— begin RECORDS PROVIDED —

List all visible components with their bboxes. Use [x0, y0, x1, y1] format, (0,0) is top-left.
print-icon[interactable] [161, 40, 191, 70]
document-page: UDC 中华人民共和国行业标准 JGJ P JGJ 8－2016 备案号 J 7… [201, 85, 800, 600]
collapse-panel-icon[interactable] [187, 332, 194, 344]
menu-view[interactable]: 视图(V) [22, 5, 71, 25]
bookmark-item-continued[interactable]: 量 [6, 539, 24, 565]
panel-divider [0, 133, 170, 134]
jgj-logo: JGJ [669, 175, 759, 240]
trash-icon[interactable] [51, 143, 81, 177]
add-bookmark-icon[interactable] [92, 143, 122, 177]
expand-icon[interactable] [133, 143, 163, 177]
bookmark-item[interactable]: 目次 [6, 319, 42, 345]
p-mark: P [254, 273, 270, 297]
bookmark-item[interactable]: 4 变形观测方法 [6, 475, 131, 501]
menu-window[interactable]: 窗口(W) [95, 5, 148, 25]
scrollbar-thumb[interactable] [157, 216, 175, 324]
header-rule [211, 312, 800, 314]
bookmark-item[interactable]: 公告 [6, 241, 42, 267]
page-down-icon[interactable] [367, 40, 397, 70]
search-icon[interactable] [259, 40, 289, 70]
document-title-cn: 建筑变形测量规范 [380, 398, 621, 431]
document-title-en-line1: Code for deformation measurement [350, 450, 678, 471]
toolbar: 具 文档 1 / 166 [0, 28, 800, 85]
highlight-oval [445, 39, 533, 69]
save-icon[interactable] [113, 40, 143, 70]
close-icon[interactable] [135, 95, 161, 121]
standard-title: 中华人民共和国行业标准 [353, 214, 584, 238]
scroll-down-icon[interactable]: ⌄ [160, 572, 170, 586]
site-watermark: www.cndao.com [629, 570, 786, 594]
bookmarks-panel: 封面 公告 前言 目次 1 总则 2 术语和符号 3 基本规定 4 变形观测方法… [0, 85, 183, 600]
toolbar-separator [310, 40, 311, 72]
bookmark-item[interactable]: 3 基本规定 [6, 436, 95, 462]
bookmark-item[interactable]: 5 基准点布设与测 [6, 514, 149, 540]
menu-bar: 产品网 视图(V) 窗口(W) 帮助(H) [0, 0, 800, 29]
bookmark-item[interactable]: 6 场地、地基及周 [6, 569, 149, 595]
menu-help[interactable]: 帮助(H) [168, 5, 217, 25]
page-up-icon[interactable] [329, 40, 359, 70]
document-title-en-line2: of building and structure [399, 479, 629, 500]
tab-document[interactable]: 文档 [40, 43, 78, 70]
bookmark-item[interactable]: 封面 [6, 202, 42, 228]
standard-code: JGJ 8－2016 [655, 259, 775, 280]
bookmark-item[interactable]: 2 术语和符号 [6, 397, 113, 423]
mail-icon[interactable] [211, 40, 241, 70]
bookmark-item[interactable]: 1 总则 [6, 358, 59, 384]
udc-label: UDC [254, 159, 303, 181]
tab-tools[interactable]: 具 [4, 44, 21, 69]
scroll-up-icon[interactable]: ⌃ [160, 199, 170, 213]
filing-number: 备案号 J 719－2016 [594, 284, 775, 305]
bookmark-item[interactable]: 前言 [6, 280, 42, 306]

— end RECORDS PROVIDED —

Copy the records word for word, from their first line through the line that contains "document-page: UDC 中华人民共和国行业标准", with both ends included.

List all visible components with their bboxes. Use [x0, y0, x1, y1] format, (0,0) is top-left.
print-icon[interactable] [161, 40, 191, 70]
document-page: UDC 中华人民共和国行业标准 JGJ P JGJ 8－2016 备案号 J 7… [201, 85, 800, 600]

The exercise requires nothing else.